== GIVEN RECORDS ==

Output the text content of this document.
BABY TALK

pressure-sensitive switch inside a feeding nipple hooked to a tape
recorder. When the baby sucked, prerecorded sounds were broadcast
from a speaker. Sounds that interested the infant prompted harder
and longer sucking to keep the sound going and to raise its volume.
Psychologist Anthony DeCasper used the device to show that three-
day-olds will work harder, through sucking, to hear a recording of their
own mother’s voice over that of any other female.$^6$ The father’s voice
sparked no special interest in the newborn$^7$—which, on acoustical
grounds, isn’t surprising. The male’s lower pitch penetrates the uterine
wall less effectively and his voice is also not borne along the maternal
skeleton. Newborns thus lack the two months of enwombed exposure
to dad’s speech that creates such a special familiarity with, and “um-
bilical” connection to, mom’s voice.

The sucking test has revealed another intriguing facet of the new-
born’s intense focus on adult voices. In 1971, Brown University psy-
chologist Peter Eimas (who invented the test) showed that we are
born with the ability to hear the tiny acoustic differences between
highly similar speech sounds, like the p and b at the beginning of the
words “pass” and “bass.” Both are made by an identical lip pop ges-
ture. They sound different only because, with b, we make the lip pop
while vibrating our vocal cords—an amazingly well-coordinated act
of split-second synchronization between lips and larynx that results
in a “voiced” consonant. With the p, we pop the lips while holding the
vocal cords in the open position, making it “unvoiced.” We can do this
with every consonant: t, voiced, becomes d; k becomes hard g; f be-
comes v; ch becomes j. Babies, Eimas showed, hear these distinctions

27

===

TASK OBJECTIVE → Write out every entry again exactly, please, with nothing missing.

EXPECTED ANSWER →
Output the text content of this document.
BABY TALK

pressure-sensitive switch inside a feeding nipple hooked to a tape
recorder. When the baby sucked, prerecorded sounds were broadcast
from a speaker. Sounds that interested the infant prompted harder
and longer sucking to keep the sound going and to raise its volume.
Psychologist Anthony DeCasper used the device to show that three-
day-olds will work harder, through sucking, to hear a recording of their
own mother’s voice over that of any other female.$^6$ The father’s voice
sparked no special interest in the newborn$^7$—which, on acoustical
grounds, isn’t surprising. The male’s lower pitch penetrates the uterine
wall less effectively and his voice is also not borne along the maternal
skeleton. Newborns thus lack the two months of enwombed exposure
to dad’s speech that creates such a special familiarity with, and “um-
bilical” connection to, mom’s voice.

The sucking test has revealed another intriguing facet of the new-
born’s intense focus on adult voices. In 1971, Brown University psy-
chologist Peter Eimas (who invented the test) showed that we are
born with the ability to hear the tiny acoustic differences between
highly similar speech sounds, like the p and b at the beginning of the
words “pass” and “bass.” Both are made by an identical lip pop ges-
ture. They sound different only because, with b, we make the lip pop
while vibrating our vocal cords—an amazingly well-coordinated act
of split-second synchronization between lips and larynx that results
in a “voiced” consonant. With the p, we pop the lips while holding the
vocal cords in the open position, making it “unvoiced.” We can do this
with every consonant: t, voiced, becomes d; k becomes hard g; f be-
comes v; ch becomes j. Babies, Eimas showed, hear these distinctions

27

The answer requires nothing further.